Below are records; state how many of their lines hold the word "brand", and give only the figure.

Data extracted from a collection
>> START
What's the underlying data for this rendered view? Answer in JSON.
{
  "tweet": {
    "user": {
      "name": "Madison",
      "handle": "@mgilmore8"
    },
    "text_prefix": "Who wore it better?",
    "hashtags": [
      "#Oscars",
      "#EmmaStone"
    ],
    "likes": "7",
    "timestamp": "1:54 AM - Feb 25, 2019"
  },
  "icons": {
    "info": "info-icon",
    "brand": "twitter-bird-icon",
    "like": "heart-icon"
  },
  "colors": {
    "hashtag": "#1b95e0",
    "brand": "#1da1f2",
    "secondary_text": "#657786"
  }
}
>> END
>> START
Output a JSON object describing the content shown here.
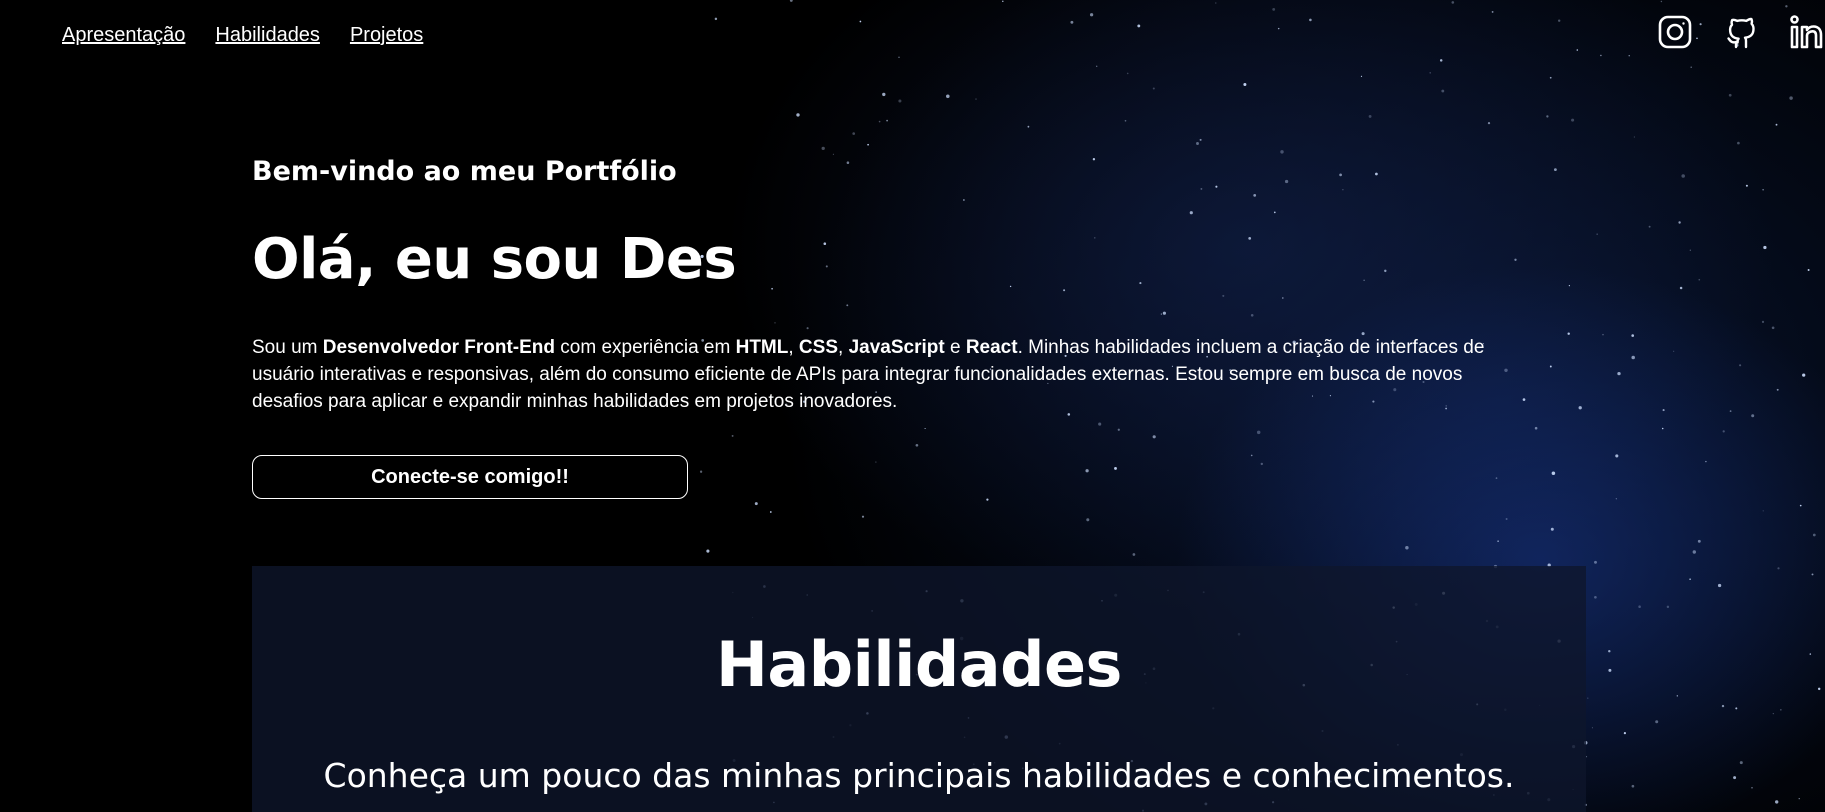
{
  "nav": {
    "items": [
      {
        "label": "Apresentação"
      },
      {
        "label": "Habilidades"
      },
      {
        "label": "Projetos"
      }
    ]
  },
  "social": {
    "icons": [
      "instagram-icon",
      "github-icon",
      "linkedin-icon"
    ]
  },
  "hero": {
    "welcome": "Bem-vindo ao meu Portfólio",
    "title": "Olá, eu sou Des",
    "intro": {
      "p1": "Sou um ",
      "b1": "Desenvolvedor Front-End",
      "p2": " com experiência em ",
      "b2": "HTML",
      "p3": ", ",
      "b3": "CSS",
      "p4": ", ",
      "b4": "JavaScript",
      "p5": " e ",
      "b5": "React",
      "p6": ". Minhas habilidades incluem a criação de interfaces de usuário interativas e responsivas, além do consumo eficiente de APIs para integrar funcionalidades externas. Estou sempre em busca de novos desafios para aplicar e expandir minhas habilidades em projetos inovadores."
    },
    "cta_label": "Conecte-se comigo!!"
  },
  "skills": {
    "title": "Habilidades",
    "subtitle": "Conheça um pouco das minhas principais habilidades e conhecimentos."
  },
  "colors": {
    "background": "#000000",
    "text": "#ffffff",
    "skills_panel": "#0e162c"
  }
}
>> END
**TASK ANSWER:**
2